## Begin
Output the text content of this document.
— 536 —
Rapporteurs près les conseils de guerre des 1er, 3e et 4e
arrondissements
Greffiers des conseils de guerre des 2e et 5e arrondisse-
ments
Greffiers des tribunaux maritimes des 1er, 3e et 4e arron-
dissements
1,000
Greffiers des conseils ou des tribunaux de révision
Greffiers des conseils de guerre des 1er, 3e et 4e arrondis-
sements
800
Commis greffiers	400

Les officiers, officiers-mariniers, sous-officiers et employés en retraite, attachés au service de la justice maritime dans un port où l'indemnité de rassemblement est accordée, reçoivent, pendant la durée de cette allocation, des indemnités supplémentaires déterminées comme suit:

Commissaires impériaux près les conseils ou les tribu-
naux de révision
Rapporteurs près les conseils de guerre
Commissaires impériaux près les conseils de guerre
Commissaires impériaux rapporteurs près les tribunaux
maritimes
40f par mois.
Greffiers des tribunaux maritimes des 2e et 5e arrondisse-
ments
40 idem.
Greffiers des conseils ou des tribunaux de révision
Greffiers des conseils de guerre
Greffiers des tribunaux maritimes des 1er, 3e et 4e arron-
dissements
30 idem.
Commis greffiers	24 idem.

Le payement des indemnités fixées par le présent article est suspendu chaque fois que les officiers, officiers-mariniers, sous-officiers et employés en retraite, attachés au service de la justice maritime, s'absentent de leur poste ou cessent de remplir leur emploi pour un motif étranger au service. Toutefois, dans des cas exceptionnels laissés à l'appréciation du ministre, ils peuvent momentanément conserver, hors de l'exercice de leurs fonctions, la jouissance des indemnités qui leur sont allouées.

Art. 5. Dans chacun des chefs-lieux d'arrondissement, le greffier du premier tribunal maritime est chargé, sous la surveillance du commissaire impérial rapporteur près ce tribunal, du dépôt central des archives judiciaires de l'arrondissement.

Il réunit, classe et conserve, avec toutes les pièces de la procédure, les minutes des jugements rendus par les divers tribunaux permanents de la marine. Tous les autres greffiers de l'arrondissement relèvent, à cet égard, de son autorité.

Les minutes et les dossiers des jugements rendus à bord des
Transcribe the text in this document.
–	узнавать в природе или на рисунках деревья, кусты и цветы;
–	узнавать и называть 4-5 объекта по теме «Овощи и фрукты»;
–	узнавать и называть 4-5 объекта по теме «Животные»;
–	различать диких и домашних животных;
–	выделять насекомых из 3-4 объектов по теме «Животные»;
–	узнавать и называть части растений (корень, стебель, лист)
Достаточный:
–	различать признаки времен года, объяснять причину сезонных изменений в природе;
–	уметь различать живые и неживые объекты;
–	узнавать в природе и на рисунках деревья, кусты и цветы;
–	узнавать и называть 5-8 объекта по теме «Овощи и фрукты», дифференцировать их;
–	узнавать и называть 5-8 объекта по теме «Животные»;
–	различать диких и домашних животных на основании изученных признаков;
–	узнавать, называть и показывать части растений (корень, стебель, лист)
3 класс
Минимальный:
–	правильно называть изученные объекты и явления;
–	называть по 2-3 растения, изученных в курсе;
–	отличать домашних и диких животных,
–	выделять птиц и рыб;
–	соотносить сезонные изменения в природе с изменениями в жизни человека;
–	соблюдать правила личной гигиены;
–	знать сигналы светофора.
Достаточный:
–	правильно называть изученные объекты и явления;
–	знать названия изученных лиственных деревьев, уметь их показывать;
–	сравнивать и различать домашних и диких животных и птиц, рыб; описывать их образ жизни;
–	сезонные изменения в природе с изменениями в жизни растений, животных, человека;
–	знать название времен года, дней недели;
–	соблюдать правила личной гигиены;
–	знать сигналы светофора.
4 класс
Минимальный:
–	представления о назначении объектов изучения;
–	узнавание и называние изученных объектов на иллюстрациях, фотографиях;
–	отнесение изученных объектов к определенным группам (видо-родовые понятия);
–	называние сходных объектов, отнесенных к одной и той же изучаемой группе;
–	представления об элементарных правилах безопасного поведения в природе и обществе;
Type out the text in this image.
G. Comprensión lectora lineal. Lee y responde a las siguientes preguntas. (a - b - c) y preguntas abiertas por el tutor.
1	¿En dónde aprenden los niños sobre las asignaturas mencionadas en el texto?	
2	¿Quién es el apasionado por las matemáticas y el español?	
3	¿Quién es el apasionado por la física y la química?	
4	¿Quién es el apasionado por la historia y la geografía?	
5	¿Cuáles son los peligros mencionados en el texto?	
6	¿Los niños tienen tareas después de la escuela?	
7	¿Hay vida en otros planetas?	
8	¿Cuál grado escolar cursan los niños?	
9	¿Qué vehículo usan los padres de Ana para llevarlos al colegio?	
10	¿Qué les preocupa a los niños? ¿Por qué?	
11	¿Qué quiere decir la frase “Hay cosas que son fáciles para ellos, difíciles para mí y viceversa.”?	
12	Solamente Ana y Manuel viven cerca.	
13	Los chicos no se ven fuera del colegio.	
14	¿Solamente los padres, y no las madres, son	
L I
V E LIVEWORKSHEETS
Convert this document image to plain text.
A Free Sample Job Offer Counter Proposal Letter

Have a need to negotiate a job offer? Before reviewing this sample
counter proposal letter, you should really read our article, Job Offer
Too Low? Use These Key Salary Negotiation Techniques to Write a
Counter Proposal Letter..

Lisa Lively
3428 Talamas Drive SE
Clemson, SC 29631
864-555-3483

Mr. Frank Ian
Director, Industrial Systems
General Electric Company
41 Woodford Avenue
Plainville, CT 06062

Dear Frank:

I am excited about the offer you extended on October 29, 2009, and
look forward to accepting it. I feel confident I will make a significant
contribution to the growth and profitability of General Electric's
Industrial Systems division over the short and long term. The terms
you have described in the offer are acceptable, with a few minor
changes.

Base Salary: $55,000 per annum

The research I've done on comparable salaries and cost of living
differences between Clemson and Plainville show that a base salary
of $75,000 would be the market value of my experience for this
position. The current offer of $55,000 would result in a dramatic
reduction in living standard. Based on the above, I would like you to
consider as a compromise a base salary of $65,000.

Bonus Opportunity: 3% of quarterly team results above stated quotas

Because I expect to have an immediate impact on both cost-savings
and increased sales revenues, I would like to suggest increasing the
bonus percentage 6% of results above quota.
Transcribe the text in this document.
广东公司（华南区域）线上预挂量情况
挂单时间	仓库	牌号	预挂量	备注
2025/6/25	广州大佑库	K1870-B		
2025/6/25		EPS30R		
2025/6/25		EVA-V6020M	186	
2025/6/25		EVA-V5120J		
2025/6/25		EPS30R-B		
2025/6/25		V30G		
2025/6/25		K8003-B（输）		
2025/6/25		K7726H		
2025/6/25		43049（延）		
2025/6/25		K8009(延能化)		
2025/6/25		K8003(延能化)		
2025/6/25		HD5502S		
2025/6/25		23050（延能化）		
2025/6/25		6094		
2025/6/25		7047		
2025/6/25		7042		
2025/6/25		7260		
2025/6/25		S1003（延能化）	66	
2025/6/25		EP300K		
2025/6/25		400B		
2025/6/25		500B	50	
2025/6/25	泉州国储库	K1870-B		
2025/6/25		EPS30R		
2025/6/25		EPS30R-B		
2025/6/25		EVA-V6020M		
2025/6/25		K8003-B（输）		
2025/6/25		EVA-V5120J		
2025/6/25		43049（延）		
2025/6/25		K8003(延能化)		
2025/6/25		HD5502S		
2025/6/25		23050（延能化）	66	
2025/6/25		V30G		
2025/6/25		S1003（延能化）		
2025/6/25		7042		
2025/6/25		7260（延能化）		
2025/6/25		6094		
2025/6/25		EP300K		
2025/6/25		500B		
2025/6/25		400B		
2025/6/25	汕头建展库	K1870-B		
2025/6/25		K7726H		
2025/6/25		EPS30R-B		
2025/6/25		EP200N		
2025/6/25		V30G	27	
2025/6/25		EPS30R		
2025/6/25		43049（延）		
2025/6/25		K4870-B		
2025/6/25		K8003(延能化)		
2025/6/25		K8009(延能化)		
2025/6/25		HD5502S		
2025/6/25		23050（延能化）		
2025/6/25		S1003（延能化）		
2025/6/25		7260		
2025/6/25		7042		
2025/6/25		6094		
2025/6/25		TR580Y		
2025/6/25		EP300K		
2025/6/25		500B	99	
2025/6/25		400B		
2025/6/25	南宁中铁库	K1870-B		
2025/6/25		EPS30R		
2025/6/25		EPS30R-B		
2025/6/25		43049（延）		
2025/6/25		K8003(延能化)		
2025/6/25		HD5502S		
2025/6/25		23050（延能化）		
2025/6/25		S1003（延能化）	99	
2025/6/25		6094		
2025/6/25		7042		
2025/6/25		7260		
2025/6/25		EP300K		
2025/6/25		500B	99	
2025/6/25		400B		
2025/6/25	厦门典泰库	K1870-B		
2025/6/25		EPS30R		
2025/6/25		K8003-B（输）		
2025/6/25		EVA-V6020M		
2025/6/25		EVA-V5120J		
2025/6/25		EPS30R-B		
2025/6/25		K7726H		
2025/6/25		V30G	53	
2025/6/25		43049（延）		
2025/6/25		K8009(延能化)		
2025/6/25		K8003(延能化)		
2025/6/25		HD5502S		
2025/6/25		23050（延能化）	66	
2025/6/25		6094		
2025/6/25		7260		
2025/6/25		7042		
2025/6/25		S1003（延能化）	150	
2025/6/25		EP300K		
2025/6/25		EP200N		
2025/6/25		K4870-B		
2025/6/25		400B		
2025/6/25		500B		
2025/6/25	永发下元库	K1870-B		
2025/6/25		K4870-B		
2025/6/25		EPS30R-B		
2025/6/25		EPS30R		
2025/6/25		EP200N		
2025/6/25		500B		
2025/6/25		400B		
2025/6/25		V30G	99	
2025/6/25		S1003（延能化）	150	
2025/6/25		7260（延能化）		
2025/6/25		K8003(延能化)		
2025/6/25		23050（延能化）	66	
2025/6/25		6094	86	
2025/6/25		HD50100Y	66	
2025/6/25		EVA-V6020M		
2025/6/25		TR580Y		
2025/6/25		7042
## End
Written exercise: Find "растений". Copy every line it occurs in.

Response to this task:
–	узнавать и называть части растений (корень, стебель, лист)
–	узнавать, называть и показывать части растений (корень, стебель, лист)
–	сезонные изменения в природе с изменениями в жизни растений, животных, человека;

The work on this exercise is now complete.